▶ _Work to be completed_
In your copy, leave out the pictures and repeat the entries below exactly.

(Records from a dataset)
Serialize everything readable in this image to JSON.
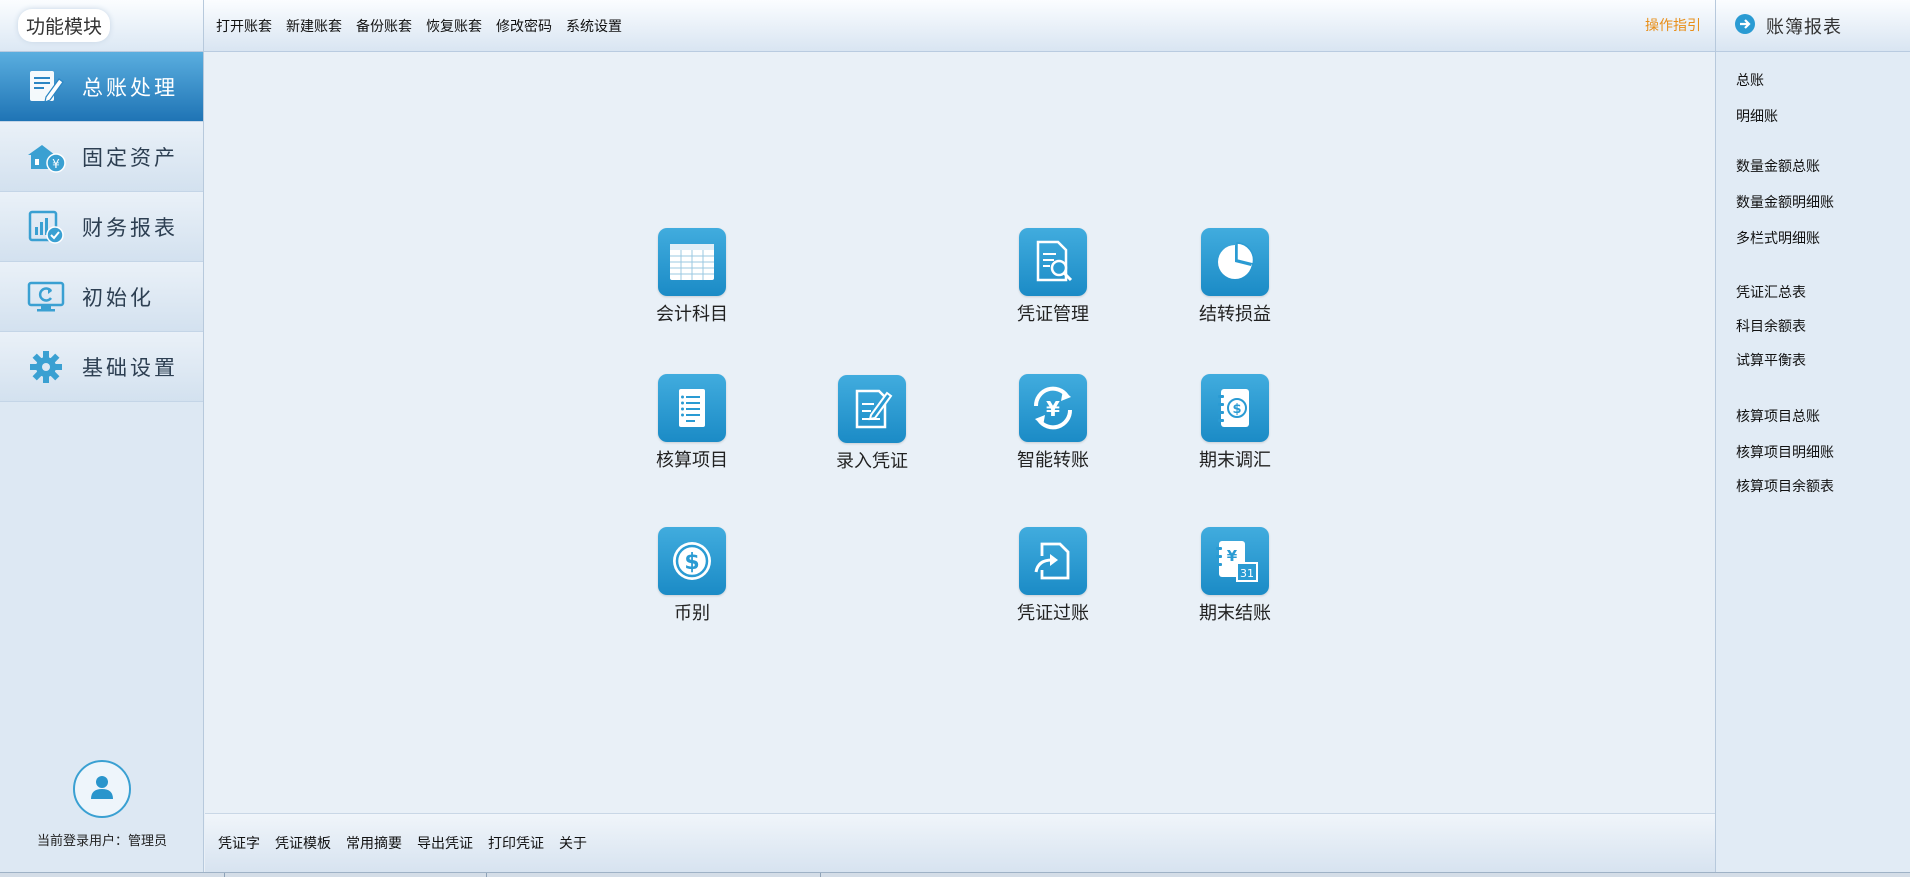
{
  "sidebar": {
    "header": "功能模块",
    "items": [
      {
        "label": "总账处理",
        "icon": "ledger-edit-icon",
        "active": true
      },
      {
        "label": "固定资产",
        "icon": "asset-house-yen-icon",
        "active": false
      },
      {
        "label": "财务报表",
        "icon": "report-check-icon",
        "active": false
      },
      {
        "label": "初始化",
        "icon": "monitor-refresh-icon",
        "active": false
      },
      {
        "label": "基础设置",
        "icon": "gear-icon",
        "active": false
      }
    ],
    "user_label": "当前登录用户：管理员"
  },
  "topbar": {
    "menus": [
      "打开账套",
      "新建账套",
      "备份账套",
      "恢复账套",
      "修改密码",
      "系统设置"
    ],
    "guide": "操作指引"
  },
  "right_panel": {
    "title": "账簿报表",
    "links": [
      "总账",
      "明细账",
      "数量金额总账",
      "数量金额明细账",
      "多栏式明细账",
      "凭证汇总表",
      "科目余额表",
      "试算平衡表",
      "核算项目总账",
      "核算项目明细账",
      "核算项目余额表"
    ]
  },
  "tiles": [
    {
      "label": "会计科目",
      "icon": "spreadsheet-icon"
    },
    {
      "label": "凭证管理",
      "icon": "document-search-icon"
    },
    {
      "label": "结转损益",
      "icon": "pie-chart-icon"
    },
    {
      "label": "核算项目",
      "icon": "notepad-icon"
    },
    {
      "label": "录入凭证",
      "icon": "document-edit-icon"
    },
    {
      "label": "智能转账",
      "icon": "yen-cycle-icon"
    },
    {
      "label": "期末调汇",
      "icon": "dollar-notebook-icon"
    },
    {
      "label": "币别",
      "icon": "dollar-coin-icon"
    },
    {
      "label": "凭证过账",
      "icon": "export-document-icon"
    },
    {
      "label": "期末结账",
      "icon": "yen-calendar-icon"
    }
  ],
  "calendar_day": "31",
  "bottombar": {
    "menus": [
      "凭证字",
      "凭证模板",
      "常用摘要",
      "导出凭证",
      "打印凭证",
      "关于"
    ]
  },
  "colors": {
    "accent": "#2196d0",
    "active_nav": "#1f74b5",
    "guide": "#e88f1a",
    "background": "#e9f0f7"
  }
}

▶ _Reply_
Serialize everything readable in this image to JSON.
{
  "sidebar": {
    "header": "功能模块",
    "items": [
      {
        "label": "总账处理",
        "icon": "ledger-edit-icon",
        "active": true
      },
      {
        "label": "固定资产",
        "icon": "asset-house-yen-icon",
        "active": false
      },
      {
        "label": "财务报表",
        "icon": "report-check-icon",
        "active": false
      },
      {
        "label": "初始化",
        "icon": "monitor-refresh-icon",
        "active": false
      },
      {
        "label": "基础设置",
        "icon": "gear-icon",
        "active": false
      }
    ],
    "user_label": "当前登录用户：管理员"
  },
  "topbar": {
    "menus": [
      "打开账套",
      "新建账套",
      "备份账套",
      "恢复账套",
      "修改密码",
      "系统设置"
    ],
    "guide": "操作指引"
  },
  "right_panel": {
    "title": "账簿报表",
    "links": [
      "总账",
      "明细账",
      "数量金额总账",
      "数量金额明细账",
      "多栏式明细账",
      "凭证汇总表",
      "科目余额表",
      "试算平衡表",
      "核算项目总账",
      "核算项目明细账",
      "核算项目余额表"
    ]
  },
  "tiles": [
    {
      "label": "会计科目",
      "icon": "spreadsheet-icon"
    },
    {
      "label": "凭证管理",
      "icon": "document-search-icon"
    },
    {
      "label": "结转损益",
      "icon": "pie-chart-icon"
    },
    {
      "label": "核算项目",
      "icon": "notepad-icon"
    },
    {
      "label": "录入凭证",
      "icon": "document-edit-icon"
    },
    {
      "label": "智能转账",
      "icon": "yen-cycle-icon"
    },
    {
      "label": "期末调汇",
      "icon": "dollar-notebook-icon"
    },
    {
      "label": "币别",
      "icon": "dollar-coin-icon"
    },
    {
      "label": "凭证过账",
      "icon": "export-document-icon"
    },
    {
      "label": "期末结账",
      "icon": "yen-calendar-icon"
    }
  ],
  "calendar_day": "31",
  "bottombar": {
    "menus": [
      "凭证字",
      "凭证模板",
      "常用摘要",
      "导出凭证",
      "打印凭证",
      "关于"
    ]
  },
  "colors": {
    "accent": "#2196d0",
    "active_nav": "#1f74b5",
    "guide": "#e88f1a",
    "background": "#e9f0f7"
  }
}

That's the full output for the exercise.